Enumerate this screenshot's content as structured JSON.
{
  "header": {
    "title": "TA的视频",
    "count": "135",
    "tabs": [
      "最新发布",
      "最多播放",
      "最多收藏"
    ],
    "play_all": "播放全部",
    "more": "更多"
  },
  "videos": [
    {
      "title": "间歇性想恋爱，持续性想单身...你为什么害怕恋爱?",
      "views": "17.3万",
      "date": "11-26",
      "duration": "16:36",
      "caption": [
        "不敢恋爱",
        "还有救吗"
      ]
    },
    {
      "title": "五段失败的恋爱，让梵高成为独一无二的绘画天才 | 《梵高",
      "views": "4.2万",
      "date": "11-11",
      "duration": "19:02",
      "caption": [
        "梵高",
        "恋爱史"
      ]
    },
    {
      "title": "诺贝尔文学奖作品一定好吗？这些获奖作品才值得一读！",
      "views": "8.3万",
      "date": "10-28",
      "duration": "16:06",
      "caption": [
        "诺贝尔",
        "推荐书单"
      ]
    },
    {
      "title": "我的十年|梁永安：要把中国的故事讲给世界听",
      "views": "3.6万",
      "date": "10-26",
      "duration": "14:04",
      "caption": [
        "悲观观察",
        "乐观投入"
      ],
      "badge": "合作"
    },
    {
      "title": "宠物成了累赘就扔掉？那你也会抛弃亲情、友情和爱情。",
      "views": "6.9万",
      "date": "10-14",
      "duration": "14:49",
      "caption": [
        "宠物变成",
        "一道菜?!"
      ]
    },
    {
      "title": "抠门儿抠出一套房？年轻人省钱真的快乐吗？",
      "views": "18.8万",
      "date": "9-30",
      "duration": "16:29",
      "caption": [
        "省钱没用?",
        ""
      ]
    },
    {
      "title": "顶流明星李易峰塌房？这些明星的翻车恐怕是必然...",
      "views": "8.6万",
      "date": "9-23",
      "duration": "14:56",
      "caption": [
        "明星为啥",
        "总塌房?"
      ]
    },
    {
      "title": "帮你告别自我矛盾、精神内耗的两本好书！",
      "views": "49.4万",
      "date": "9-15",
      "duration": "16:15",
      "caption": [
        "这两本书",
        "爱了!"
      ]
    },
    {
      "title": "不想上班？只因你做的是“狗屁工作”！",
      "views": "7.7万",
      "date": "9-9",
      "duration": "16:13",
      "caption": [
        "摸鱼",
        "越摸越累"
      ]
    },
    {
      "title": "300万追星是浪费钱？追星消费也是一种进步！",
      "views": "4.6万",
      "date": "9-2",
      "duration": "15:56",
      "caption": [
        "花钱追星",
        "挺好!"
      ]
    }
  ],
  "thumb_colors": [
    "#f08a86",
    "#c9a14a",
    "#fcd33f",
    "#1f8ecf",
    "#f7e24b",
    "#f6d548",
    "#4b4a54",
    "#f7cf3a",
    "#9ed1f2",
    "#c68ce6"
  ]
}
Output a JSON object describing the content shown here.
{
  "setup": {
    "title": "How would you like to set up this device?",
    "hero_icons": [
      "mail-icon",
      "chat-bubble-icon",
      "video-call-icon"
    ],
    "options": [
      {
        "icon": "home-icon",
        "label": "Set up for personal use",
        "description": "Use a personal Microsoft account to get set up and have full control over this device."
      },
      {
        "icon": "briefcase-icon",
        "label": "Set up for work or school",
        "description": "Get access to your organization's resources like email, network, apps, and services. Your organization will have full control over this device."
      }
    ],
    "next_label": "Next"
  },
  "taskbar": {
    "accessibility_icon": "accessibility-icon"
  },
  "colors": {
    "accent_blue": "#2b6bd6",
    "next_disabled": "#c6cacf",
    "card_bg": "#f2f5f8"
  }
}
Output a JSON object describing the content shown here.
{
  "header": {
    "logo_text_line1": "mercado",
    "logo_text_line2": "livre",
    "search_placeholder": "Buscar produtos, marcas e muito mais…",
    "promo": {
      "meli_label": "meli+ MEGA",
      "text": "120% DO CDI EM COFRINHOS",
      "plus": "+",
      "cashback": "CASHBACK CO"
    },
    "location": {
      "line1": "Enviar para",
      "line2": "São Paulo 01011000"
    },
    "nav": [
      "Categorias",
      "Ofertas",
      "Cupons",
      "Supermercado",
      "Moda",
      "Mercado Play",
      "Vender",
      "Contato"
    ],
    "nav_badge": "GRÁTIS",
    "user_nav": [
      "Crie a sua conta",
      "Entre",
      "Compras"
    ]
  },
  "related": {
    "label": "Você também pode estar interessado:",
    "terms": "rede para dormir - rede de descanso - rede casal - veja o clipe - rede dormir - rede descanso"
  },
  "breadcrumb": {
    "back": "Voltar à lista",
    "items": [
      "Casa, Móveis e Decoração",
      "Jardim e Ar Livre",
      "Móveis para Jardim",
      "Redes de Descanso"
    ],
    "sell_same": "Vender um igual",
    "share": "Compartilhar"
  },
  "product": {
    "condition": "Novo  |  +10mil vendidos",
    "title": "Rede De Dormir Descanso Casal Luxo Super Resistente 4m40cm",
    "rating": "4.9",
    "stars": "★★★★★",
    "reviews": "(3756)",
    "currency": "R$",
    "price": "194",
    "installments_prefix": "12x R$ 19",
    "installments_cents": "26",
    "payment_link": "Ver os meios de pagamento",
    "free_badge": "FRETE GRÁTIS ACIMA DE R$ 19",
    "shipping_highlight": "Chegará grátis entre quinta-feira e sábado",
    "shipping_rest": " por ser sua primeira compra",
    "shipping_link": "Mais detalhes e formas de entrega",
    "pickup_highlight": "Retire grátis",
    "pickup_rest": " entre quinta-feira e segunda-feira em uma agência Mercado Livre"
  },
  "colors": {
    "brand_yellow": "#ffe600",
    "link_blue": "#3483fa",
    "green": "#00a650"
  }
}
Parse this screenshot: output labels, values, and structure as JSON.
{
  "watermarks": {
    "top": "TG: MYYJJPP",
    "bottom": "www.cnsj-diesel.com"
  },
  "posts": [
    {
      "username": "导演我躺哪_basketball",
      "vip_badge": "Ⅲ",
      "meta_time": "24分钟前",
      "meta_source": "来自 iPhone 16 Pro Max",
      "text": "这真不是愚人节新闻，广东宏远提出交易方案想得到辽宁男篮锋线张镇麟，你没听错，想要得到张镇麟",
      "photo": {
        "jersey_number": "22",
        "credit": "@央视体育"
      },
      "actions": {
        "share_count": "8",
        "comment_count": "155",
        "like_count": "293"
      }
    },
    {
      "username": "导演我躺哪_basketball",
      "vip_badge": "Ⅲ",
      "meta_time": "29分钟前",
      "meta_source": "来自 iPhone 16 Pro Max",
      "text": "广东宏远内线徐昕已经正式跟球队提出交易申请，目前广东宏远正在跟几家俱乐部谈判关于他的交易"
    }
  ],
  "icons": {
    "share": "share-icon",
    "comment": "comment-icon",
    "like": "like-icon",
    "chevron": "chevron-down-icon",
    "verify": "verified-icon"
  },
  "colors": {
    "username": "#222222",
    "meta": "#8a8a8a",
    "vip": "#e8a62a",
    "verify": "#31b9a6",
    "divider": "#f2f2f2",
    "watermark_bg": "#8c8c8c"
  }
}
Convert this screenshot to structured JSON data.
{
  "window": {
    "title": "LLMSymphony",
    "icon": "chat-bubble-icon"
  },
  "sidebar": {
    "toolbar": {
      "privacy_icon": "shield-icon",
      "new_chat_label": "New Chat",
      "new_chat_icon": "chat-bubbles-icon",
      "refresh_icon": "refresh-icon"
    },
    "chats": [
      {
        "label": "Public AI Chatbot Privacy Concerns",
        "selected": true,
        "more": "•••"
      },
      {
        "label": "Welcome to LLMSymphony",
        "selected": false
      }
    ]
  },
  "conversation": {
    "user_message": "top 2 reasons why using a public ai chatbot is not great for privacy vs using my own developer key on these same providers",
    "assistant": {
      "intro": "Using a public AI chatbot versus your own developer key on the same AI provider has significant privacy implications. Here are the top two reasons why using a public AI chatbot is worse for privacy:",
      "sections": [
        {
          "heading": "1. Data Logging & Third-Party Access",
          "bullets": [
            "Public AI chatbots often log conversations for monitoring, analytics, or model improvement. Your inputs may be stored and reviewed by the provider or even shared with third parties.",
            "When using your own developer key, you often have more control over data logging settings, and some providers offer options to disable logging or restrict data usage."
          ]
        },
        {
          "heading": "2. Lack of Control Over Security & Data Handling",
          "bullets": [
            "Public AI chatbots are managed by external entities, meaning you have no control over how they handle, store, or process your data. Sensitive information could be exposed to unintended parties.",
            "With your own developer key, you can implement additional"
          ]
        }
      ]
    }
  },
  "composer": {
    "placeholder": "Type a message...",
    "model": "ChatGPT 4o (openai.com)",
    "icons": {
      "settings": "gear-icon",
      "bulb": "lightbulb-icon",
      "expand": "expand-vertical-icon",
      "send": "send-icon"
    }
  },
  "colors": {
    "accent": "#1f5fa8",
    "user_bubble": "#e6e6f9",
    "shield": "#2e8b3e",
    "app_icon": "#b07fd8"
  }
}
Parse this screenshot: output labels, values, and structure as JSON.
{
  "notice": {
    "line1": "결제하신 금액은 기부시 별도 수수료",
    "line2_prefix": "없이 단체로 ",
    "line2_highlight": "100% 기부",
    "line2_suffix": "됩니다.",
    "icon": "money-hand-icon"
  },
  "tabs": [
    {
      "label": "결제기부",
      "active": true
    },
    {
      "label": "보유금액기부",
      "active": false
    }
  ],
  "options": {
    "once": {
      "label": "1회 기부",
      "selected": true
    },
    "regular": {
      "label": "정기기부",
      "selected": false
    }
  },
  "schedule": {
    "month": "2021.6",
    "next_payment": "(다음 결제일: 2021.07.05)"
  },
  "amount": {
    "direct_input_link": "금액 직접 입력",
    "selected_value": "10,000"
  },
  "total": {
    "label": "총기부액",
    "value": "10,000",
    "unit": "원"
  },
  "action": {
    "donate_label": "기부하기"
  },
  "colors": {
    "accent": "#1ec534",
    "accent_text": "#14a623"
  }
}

■ ■ ■ ■

What you are asked to do: Say how many lines in the entries contain the string "screenshot", and leave out everything else.

Output of the exercise: 4